● REQUIRED WORK:
Look for the string "placeholder" in the lines and copy each line that has it.

● LISTING:
▬▬▬▬▬▬
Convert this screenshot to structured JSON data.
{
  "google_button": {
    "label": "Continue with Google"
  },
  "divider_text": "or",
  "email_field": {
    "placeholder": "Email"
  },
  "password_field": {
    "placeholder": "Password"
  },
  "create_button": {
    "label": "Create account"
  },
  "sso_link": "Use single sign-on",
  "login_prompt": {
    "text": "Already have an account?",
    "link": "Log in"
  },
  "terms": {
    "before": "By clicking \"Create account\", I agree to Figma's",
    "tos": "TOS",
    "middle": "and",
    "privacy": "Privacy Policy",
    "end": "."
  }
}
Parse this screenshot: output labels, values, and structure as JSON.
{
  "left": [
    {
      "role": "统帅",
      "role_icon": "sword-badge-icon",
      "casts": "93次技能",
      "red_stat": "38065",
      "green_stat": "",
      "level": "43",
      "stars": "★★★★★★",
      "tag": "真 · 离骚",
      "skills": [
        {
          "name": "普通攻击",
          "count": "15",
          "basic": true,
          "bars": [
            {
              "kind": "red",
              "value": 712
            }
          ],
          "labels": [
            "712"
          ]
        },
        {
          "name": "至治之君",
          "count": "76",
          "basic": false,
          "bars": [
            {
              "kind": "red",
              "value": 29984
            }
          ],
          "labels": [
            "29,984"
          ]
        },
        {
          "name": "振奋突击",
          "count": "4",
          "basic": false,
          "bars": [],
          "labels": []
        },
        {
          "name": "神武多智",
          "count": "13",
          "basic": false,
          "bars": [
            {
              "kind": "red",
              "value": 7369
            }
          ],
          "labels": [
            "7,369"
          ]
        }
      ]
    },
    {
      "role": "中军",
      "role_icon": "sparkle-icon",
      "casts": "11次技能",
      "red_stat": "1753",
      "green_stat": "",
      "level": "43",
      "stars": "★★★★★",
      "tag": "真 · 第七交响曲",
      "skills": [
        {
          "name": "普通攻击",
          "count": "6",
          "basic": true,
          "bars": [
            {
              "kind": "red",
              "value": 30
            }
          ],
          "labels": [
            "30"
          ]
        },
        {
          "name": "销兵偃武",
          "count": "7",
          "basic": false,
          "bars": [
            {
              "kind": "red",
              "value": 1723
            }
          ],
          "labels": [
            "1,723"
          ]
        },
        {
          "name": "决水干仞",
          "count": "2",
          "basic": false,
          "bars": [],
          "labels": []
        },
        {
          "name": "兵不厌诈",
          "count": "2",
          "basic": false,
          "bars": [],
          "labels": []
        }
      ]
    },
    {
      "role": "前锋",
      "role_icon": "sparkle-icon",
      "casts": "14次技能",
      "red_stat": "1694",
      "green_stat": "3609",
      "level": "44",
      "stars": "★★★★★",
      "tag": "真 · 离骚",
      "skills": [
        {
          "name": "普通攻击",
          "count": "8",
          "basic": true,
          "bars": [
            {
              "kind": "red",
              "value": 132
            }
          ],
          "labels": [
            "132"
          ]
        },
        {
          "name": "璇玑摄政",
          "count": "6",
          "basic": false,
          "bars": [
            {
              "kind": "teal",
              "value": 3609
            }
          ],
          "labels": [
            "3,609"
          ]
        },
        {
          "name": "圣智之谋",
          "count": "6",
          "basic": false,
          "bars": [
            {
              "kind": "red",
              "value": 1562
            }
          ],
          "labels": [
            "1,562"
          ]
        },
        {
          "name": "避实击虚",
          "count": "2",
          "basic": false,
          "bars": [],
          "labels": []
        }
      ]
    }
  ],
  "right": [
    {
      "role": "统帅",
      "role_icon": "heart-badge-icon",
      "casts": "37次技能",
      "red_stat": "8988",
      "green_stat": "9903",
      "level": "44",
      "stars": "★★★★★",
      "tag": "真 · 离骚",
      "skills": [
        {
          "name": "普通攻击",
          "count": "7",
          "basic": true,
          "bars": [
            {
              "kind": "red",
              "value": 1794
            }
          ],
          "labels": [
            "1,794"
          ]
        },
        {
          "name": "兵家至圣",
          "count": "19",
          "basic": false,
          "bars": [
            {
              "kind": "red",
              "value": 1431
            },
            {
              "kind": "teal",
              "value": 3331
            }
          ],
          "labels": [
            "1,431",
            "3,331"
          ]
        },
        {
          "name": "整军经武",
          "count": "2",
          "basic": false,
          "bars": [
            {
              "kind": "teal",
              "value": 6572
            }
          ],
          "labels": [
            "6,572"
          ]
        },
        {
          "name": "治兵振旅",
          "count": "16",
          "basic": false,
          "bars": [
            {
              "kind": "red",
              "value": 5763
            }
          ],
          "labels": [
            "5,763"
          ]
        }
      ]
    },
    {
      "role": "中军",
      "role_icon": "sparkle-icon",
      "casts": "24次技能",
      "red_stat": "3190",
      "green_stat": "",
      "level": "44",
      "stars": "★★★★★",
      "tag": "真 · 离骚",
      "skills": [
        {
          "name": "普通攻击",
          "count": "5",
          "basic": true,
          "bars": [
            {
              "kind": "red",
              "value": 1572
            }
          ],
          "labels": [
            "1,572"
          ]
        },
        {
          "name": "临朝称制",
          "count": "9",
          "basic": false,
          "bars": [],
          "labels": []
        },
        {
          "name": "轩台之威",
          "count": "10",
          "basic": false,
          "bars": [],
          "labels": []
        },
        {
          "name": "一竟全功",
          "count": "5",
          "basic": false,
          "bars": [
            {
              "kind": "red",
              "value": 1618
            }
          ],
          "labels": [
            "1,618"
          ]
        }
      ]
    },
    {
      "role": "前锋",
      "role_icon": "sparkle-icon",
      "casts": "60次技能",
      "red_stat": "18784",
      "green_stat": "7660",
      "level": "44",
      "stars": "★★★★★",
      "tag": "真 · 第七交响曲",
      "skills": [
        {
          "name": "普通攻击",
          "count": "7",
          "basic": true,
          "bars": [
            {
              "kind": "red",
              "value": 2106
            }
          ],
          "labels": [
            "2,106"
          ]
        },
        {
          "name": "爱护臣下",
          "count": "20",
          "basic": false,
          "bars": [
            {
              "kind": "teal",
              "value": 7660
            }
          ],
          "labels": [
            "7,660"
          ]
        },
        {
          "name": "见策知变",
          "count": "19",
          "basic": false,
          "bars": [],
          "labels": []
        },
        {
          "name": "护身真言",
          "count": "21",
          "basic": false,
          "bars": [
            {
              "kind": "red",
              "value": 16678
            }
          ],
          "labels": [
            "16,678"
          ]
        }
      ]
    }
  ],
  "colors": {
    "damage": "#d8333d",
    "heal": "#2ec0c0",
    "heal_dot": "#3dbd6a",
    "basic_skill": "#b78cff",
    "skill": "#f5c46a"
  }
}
▬▬▬▬▬▬
● RESULT FOR THIS EXERCISE:
    "placeholder": "Email"
    "placeholder": "Password"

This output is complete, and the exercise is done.